# Stated goal
Lines before the one containing "Output the text content of this document." are excluded; retype that line and all remaining lines of the material exactly.

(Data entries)
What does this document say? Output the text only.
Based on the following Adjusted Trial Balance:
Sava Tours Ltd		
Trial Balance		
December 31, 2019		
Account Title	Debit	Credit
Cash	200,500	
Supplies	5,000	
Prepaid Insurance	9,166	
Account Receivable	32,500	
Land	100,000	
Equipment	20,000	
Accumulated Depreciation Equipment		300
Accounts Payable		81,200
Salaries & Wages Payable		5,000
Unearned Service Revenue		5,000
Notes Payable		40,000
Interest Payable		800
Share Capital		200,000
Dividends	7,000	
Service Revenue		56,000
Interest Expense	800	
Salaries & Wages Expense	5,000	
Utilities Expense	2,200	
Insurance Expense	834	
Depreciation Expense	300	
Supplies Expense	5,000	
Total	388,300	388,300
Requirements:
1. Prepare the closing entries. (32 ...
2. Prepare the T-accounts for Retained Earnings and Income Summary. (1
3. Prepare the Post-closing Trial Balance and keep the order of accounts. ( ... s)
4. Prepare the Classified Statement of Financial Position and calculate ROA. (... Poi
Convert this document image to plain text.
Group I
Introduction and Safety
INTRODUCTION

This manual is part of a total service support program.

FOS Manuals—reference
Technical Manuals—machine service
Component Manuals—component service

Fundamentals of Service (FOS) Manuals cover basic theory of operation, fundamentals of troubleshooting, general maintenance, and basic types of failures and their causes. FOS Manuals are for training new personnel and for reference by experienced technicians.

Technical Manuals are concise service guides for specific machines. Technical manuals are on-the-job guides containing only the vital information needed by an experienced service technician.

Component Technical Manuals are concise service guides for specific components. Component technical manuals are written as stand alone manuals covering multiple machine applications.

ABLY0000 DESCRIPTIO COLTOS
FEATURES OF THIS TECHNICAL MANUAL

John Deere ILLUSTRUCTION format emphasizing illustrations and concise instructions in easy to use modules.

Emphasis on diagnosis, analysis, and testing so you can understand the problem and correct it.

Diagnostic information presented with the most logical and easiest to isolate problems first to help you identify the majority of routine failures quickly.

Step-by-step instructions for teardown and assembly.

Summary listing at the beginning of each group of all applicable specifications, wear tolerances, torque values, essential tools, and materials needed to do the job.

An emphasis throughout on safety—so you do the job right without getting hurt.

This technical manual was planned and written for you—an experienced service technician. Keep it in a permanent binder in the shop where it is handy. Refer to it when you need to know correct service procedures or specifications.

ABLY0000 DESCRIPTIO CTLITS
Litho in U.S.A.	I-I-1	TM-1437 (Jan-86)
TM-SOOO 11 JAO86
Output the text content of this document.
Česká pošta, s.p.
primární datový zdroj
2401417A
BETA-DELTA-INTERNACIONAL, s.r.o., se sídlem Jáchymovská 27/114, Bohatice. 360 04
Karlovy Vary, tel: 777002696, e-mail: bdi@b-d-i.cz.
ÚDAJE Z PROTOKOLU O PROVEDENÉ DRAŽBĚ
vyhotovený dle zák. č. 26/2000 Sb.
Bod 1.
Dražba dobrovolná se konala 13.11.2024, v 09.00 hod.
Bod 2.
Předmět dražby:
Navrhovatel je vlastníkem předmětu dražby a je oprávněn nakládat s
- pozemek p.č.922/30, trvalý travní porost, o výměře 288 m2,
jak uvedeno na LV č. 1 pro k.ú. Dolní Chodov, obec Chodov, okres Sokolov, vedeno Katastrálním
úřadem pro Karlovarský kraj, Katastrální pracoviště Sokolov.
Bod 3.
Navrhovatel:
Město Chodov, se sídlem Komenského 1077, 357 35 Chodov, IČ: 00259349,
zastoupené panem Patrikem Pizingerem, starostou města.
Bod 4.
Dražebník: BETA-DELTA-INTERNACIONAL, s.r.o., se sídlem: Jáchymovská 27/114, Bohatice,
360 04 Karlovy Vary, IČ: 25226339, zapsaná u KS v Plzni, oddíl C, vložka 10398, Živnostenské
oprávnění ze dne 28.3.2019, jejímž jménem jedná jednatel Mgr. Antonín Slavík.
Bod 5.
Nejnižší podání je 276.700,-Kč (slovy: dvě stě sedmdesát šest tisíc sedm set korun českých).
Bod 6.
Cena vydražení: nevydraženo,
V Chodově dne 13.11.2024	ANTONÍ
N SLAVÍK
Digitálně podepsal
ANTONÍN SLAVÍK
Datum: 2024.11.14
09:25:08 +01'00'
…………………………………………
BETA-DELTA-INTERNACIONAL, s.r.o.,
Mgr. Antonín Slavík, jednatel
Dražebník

# Exercise output
Output the text content of this document.
Česká pošta, s.p.
primární datový zdroj
2401417A
BETA-DELTA-INTERNACIONAL, s.r.o., se sídlem Jáchymovská 27/114, Bohatice. 360 04
Karlovy Vary, tel: 777002696, e-mail: bdi@b-d-i.cz.
ÚDAJE Z PROTOKOLU O PROVEDENÉ DRAŽBĚ
vyhotovený dle zák. č. 26/2000 Sb.
Bod 1.
Dražba dobrovolná se konala 13.11.2024, v 09.00 hod.
Bod 2.
Předmět dražby:
Navrhovatel je vlastníkem předmětu dražby a je oprávněn nakládat s
- pozemek p.č.922/30, trvalý travní porost, o výměře 288 m2,
jak uvedeno na LV č. 1 pro k.ú. Dolní Chodov, obec Chodov, okres Sokolov, vedeno Katastrálním
úřadem pro Karlovarský kraj, Katastrální pracoviště Sokolov.
Bod 3.
Navrhovatel:
Město Chodov, se sídlem Komenského 1077, 357 35 Chodov, IČ: 00259349,
zastoupené panem Patrikem Pizingerem, starostou města.
Bod 4.
Dražebník: BETA-DELTA-INTERNACIONAL, s.r.o., se sídlem: Jáchymovská 27/114, Bohatice,
360 04 Karlovy Vary, IČ: 25226339, zapsaná u KS v Plzni, oddíl C, vložka 10398, Živnostenské
oprávnění ze dne 28.3.2019, jejímž jménem jedná jednatel Mgr. Antonín Slavík.
Bod 5.
Nejnižší podání je 276.700,-Kč (slovy: dvě stě sedmdesát šest tisíc sedm set korun českých).
Bod 6.
Cena vydražení: nevydraženo,
V Chodově dne 13.11.2024	ANTONÍ
N SLAVÍK
Digitálně podepsal
ANTONÍN SLAVÍK
Datum: 2024.11.14
09:25:08 +01'00'
…………………………………………
BETA-DELTA-INTERNACIONAL, s.r.o.,
Mgr. Antonín Slavík, jednatel
Dražebník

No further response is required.